◆ **STORED ROWS**
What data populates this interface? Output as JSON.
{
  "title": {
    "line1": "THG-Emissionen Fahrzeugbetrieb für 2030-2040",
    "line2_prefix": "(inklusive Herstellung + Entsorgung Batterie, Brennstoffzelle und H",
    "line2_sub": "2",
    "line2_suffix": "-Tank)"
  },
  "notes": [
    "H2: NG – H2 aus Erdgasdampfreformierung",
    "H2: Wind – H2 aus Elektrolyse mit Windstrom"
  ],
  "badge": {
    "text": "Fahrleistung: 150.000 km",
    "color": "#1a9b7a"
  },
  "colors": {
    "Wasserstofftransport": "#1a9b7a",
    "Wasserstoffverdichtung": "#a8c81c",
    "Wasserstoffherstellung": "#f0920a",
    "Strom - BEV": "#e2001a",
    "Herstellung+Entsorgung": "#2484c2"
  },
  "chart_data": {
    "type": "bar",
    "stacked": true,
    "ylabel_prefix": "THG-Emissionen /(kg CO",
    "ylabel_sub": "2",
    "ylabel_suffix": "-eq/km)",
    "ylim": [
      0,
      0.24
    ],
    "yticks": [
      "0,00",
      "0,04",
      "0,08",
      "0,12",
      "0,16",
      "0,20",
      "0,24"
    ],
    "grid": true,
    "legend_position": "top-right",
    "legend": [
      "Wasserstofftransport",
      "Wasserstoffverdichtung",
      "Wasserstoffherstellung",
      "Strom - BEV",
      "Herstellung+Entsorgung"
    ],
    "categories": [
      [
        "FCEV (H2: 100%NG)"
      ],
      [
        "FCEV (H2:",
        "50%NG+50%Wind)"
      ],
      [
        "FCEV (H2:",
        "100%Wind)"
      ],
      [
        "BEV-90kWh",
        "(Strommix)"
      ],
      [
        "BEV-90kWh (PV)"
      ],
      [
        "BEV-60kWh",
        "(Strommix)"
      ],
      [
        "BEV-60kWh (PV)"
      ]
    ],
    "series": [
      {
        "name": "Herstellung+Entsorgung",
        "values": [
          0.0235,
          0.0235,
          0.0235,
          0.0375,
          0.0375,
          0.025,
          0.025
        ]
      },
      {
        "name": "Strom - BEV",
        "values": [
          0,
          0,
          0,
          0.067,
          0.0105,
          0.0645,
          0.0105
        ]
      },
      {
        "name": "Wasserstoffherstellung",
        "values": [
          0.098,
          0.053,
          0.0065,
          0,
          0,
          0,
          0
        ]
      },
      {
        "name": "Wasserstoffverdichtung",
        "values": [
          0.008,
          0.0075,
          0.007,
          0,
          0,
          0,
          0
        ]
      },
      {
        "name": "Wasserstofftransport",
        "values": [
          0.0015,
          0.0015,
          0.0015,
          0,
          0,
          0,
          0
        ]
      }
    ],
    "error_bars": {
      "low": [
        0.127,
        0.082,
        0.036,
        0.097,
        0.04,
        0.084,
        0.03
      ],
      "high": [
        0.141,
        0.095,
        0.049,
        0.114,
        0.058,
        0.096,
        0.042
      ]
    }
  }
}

◆ **INSTRUCTION**
Transcribe every record above exactly as it appears.

◆ **RESULT OF THE TASK**
What data populates this interface? Output as JSON.
{
  "title": {
    "line1": "THG-Emissionen Fahrzeugbetrieb für 2030-2040",
    "line2_prefix": "(inklusive Herstellung + Entsorgung Batterie, Brennstoffzelle und H",
    "line2_sub": "2",
    "line2_suffix": "-Tank)"
  },
  "notes": [
    "H2: NG – H2 aus Erdgasdampfreformierung",
    "H2: Wind – H2 aus Elektrolyse mit Windstrom"
  ],
  "badge": {
    "text": "Fahrleistung: 150.000 km",
    "color": "#1a9b7a"
  },
  "colors": {
    "Wasserstofftransport": "#1a9b7a",
    "Wasserstoffverdichtung": "#a8c81c",
    "Wasserstoffherstellung": "#f0920a",
    "Strom - BEV": "#e2001a",
    "Herstellung+Entsorgung": "#2484c2"
  },
  "chart_data": {
    "type": "bar",
    "stacked": true,
    "ylabel_prefix": "THG-Emissionen /(kg CO",
    "ylabel_sub": "2",
    "ylabel_suffix": "-eq/km)",
    "ylim": [
      0,
      0.24
    ],
    "yticks": [
      "0,00",
      "0,04",
      "0,08",
      "0,12",
      "0,16",
      "0,20",
      "0,24"
    ],
    "grid": true,
    "legend_position": "top-right",
    "legend": [
      "Wasserstofftransport",
      "Wasserstoffverdichtung",
      "Wasserstoffherstellung",
      "Strom - BEV",
      "Herstellung+Entsorgung"
    ],
    "categories": [
      [
        "FCEV (H2: 100%NG)"
      ],
      [
        "FCEV (H2:",
        "50%NG+50%Wind)"
      ],
      [
        "FCEV (H2:",
        "100%Wind)"
      ],
      [
        "BEV-90kWh",
        "(Strommix)"
      ],
      [
        "BEV-90kWh (PV)"
      ],
      [
        "BEV-60kWh",
        "(Strommix)"
      ],
      [
        "BEV-60kWh (PV)"
      ]
    ],
    "series": [
      {
        "name": "Herstellung+Entsorgung",
        "values": [
          0.0235,
          0.0235,
          0.0235,
          0.0375,
          0.0375,
          0.025,
          0.025
        ]
      },
      {
        "name": "Strom - BEV",
        "values": [
          0,
          0,
          0,
          0.067,
          0.0105,
          0.0645,
          0.0105
        ]
      },
      {
        "name": "Wasserstoffherstellung",
        "values": [
          0.098,
          0.053,
          0.0065,
          0,
          0,
          0,
          0
        ]
      },
      {
        "name": "Wasserstoffverdichtung",
        "values": [
          0.008,
          0.0075,
          0.007,
          0,
          0,
          0,
          0
        ]
      },
      {
        "name": "Wasserstofftransport",
        "values": [
          0.0015,
          0.0015,
          0.0015,
          0,
          0,
          0,
          0
        ]
      }
    ],
    "error_bars": {
      "low": [
        0.127,
        0.082,
        0.036,
        0.097,
        0.04,
        0.084,
        0.03
      ],
      "high": [
        0.141,
        0.095,
        0.049,
        0.114,
        0.058,
        0.096,
        0.042
      ]
    }
  }
}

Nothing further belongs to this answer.